───── Items ─────

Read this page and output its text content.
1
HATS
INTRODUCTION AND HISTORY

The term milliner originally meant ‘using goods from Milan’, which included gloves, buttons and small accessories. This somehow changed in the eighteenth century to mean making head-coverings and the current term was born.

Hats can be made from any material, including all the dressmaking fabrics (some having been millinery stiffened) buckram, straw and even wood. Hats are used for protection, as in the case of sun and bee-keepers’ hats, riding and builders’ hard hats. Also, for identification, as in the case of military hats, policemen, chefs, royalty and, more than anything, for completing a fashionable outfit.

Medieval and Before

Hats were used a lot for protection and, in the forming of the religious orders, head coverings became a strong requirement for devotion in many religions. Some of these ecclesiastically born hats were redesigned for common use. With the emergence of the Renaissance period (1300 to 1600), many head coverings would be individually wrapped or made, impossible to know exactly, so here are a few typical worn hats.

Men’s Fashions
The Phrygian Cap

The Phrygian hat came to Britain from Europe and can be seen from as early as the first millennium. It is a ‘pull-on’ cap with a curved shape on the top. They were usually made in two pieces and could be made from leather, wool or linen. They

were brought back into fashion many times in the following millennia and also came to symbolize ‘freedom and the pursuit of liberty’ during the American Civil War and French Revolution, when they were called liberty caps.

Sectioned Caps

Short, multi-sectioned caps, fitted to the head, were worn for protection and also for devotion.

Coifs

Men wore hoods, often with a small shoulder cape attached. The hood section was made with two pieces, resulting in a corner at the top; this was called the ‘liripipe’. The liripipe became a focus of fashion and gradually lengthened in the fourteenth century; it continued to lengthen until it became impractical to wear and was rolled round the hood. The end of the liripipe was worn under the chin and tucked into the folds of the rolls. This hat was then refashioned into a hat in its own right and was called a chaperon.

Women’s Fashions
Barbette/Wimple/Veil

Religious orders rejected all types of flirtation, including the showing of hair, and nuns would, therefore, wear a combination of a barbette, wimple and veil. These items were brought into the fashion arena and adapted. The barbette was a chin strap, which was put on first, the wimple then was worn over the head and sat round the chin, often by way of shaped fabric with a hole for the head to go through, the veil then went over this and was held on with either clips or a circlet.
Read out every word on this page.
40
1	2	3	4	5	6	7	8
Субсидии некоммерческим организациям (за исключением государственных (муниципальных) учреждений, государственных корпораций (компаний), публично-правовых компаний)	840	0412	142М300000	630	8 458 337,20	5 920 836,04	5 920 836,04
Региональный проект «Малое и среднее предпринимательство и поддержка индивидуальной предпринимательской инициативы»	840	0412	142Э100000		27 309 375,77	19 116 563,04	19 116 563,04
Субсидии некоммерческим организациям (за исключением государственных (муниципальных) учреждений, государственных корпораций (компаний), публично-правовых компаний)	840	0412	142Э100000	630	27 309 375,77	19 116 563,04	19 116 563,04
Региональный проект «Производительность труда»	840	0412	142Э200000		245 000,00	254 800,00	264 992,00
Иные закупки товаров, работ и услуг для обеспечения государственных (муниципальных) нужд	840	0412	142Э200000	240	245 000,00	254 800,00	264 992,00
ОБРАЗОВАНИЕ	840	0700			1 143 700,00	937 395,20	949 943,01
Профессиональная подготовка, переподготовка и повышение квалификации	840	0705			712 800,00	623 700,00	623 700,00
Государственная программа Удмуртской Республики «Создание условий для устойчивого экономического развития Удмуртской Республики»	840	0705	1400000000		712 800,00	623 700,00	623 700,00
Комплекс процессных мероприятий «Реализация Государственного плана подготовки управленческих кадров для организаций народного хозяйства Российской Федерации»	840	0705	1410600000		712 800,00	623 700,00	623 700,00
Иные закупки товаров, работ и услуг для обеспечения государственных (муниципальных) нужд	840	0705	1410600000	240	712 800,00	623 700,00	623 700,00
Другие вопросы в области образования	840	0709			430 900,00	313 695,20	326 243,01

─────

_To do:_
Find the line containing "Read out every word on this page.". Reproduce it exactly, along with every line after it through the last.

_Finished exercise:_
Read out every word on this page.
40
1	2	3	4	5	6	7	8
Субсидии некоммерческим организациям (за исключением государственных (муниципальных) учреждений, государственных корпораций (компаний), публично-правовых компаний)	840	0412	142М300000	630	8 458 337,20	5 920 836,04	5 920 836,04
Региональный проект «Малое и среднее предпринимательство и поддержка индивидуальной предпринимательской инициативы»	840	0412	142Э100000		27 309 375,77	19 116 563,04	19 116 563,04
Субсидии некоммерческим организациям (за исключением государственных (муниципальных) учреждений, государственных корпораций (компаний), публично-правовых компаний)	840	0412	142Э100000	630	27 309 375,77	19 116 563,04	19 116 563,04
Региональный проект «Производительность труда»	840	0412	142Э200000		245 000,00	254 800,00	264 992,00
Иные закупки товаров, работ и услуг для обеспечения государственных (муниципальных) нужд	840	0412	142Э200000	240	245 000,00	254 800,00	264 992,00
ОБРАЗОВАНИЕ	840	0700			1 143 700,00	937 395,20	949 943,01
Профессиональная подготовка, переподготовка и повышение квалификации	840	0705			712 800,00	623 700,00	623 700,00
Государственная программа Удмуртской Республики «Создание условий для устойчивого экономического развития Удмуртской Республики»	840	0705	1400000000		712 800,00	623 700,00	623 700,00
Комплекс процессных мероприятий «Реализация Государственного плана подготовки управленческих кадров для организаций народного хозяйства Российской Федерации»	840	0705	1410600000		712 800,00	623 700,00	623 700,00
Иные закупки товаров, работ и услуг для обеспечения государственных (муниципальных) нужд	840	0705	1410600000	240	712 800,00	623 700,00	623 700,00
Другие вопросы в области образования	840	0709			430 900,00	313 695,20	326 243,01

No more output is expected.